* **Your task**: Find the line with "Give me a plain-text" in the data below. Repeat it and every line after it up to the end, exactly, but drop the pictures.

* **Data to process**:
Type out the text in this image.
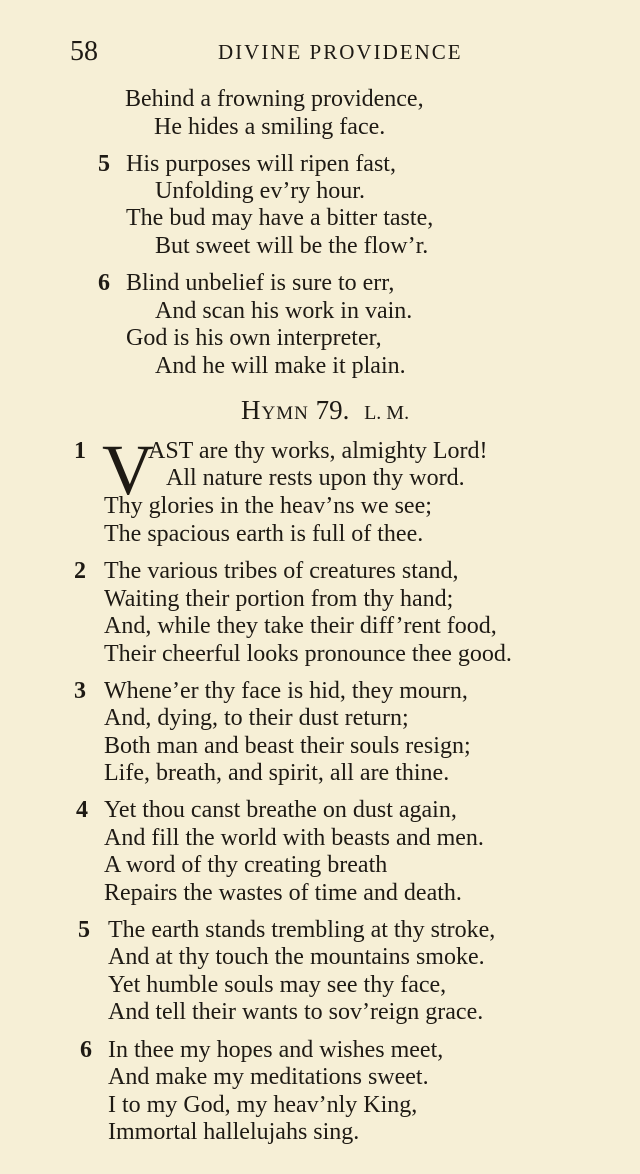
58	DIVINE PROVIDENCE
Behind a frowning providence,
He hides a smiling face.
5 His purposes will ripen fast,
Unfolding ev’ry hour.
The bud may have a bitter taste,
But sweet will be the flow’r.
6 Blind unbelief is sure to err,
And scan his work in vain.
God is his own interpreter,
And he will make it plain.
Hymn 79. L. M.
1 V
AST are thy works, almighty Lord!
All nature rests upon thy word.
Thy glories in the heav’ns we see;
The spacious earth is full of thee.
2 The various tribes of creatures stand,
Waiting their portion from thy hand;
And, while they take their diff’rent food,
Their cheerful looks pronounce thee good.
3 Whene’er thy face is hid, they mourn,
And, dying, to their dust return;
Both man and beast their souls resign;
Life, breath, and spirit, all are thine.
4 Yet thou canst breathe on dust again,
And fill the world with beasts and men.
A word of thy creating breath
Repairs the wastes of time and death.
5 The earth stands trembling at thy stroke,
And at thy touch the mountains smoke.
Yet humble souls may see thy face,
And tell their wants to sov’reign grace.
6 In thee my hopes and wishes meet,
And make my meditations sweet.
I to my God, my heav’nly King,
Immortal hallelujahs sing.
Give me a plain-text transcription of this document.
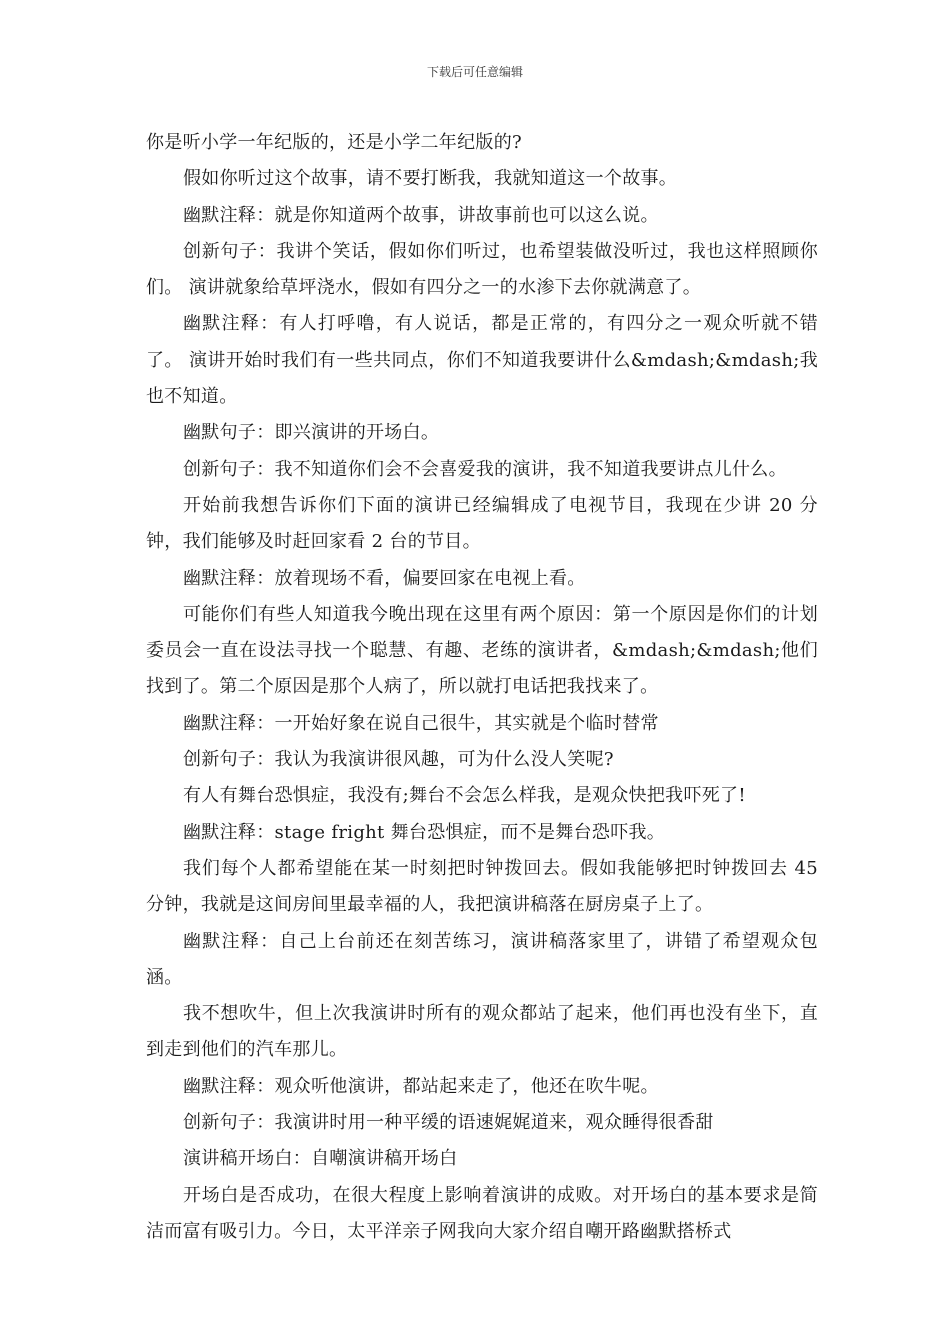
下载后可任意编辑

你是听小学一年纪版的，还是小学二年纪版的?

假如你听过这个故事，请不要打断我，我就知道这一个故事。

幽默注释：就是你知道两个故事，讲故事前也可以这么说。

创新句子：我讲个笑话，假如你们听过，也希望装做没听过，我也这样照顾你们。 演讲就象给草坪浇水，假如有四分之一的水渗下去你就满意了。

幽默注释：有人打呼噜，有人说话，都是正常的，有四分之一观众听就不错了。 演讲开始时我们有一些共同点，你们不知道我要讲什么&mdash;&mdash;我也不知道。

幽默句子：即兴演讲的开场白。

创新句子：我不知道你们会不会喜爱我的演讲，我不知道我要讲点儿什么。

开始前我想告诉你们下面的演讲已经编辑成了电视节目，我现在少讲 20 分钟，我们能够及时赶回家看 2 台的节目。

幽默注释：放着现场不看，偏要回家在电视上看。

可能你们有些人知道我今晚出现在这里有两个原因：第一个原因是你们的计划委员会一直在设法寻找一个聪慧、有趣、老练的演讲者，&mdash;&mdash;他们找到了。第二个原因是那个人病了，所以就打电话把我找来了。

幽默注释：一开始好象在说自己很牛，其实就是个临时替常

创新句子：我认为我演讲很风趣，可为什么没人笑呢?

有人有舞台恐惧症，我没有;舞台不会怎么样我，是观众快把我吓死了!

幽默注释：stage fright 舞台恐惧症，而不是舞台恐吓我。

我们每个人都希望能在某一时刻把时钟拨回去。假如我能够把时钟拨回去 45 分钟，我就是这间房间里最幸福的人，我把演讲稿落在厨房桌子上了。

幽默注释：自己上台前还在刻苦练习，演讲稿落家里了，讲错了希望观众包涵。

我不想吹牛，但上次我演讲时所有的观众都站了起来，他们再也没有坐下，直到走到他们的汽车那儿。

幽默注释：观众听他演讲，都站起来走了，他还在吹牛呢。

创新句子：我演讲时用一种平缓的语速娓娓道来，观众睡得很香甜

演讲稿开场白：自嘲演讲稿开场白

开场白是否成功，在很大程度上影响着演讲的成败。对开场白的基本要求是简洁而富有吸引力。今日，太平洋亲子网我向大家介绍自嘲开路幽默搭桥式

* **Result**:
Give me a plain-text transcription of this document.
下载后可任意编辑

你是听小学一年纪版的，还是小学二年纪版的?

假如你听过这个故事，请不要打断我，我就知道这一个故事。

幽默注释：就是你知道两个故事，讲故事前也可以这么说。

创新句子：我讲个笑话，假如你们听过，也希望装做没听过，我也这样照顾你们。 演讲就象给草坪浇水，假如有四分之一的水渗下去你就满意了。

幽默注释：有人打呼噜，有人说话，都是正常的，有四分之一观众听就不错了。 演讲开始时我们有一些共同点，你们不知道我要讲什么&mdash;&mdash;我也不知道。

幽默句子：即兴演讲的开场白。

创新句子：我不知道你们会不会喜爱我的演讲，我不知道我要讲点儿什么。

开始前我想告诉你们下面的演讲已经编辑成了电视节目，我现在少讲 20 分钟，我们能够及时赶回家看 2 台的节目。

幽默注释：放着现场不看，偏要回家在电视上看。

可能你们有些人知道我今晚出现在这里有两个原因：第一个原因是你们的计划委员会一直在设法寻找一个聪慧、有趣、老练的演讲者，&mdash;&mdash;他们找到了。第二个原因是那个人病了，所以就打电话把我找来了。

幽默注释：一开始好象在说自己很牛，其实就是个临时替常

创新句子：我认为我演讲很风趣，可为什么没人笑呢?

有人有舞台恐惧症，我没有;舞台不会怎么样我，是观众快把我吓死了!

幽默注释：stage fright 舞台恐惧症，而不是舞台恐吓我。

我们每个人都希望能在某一时刻把时钟拨回去。假如我能够把时钟拨回去 45 分钟，我就是这间房间里最幸福的人，我把演讲稿落在厨房桌子上了。

幽默注释：自己上台前还在刻苦练习，演讲稿落家里了，讲错了希望观众包涵。

我不想吹牛，但上次我演讲时所有的观众都站了起来，他们再也没有坐下，直到走到他们的汽车那儿。

幽默注释：观众听他演讲，都站起来走了，他还在吹牛呢。

创新句子：我演讲时用一种平缓的语速娓娓道来，观众睡得很香甜

演讲稿开场白：自嘲演讲稿开场白

开场白是否成功，在很大程度上影响着演讲的成败。对开场白的基本要求是简洁而富有吸引力。今日，太平洋亲子网我向大家介绍自嘲开路幽默搭桥式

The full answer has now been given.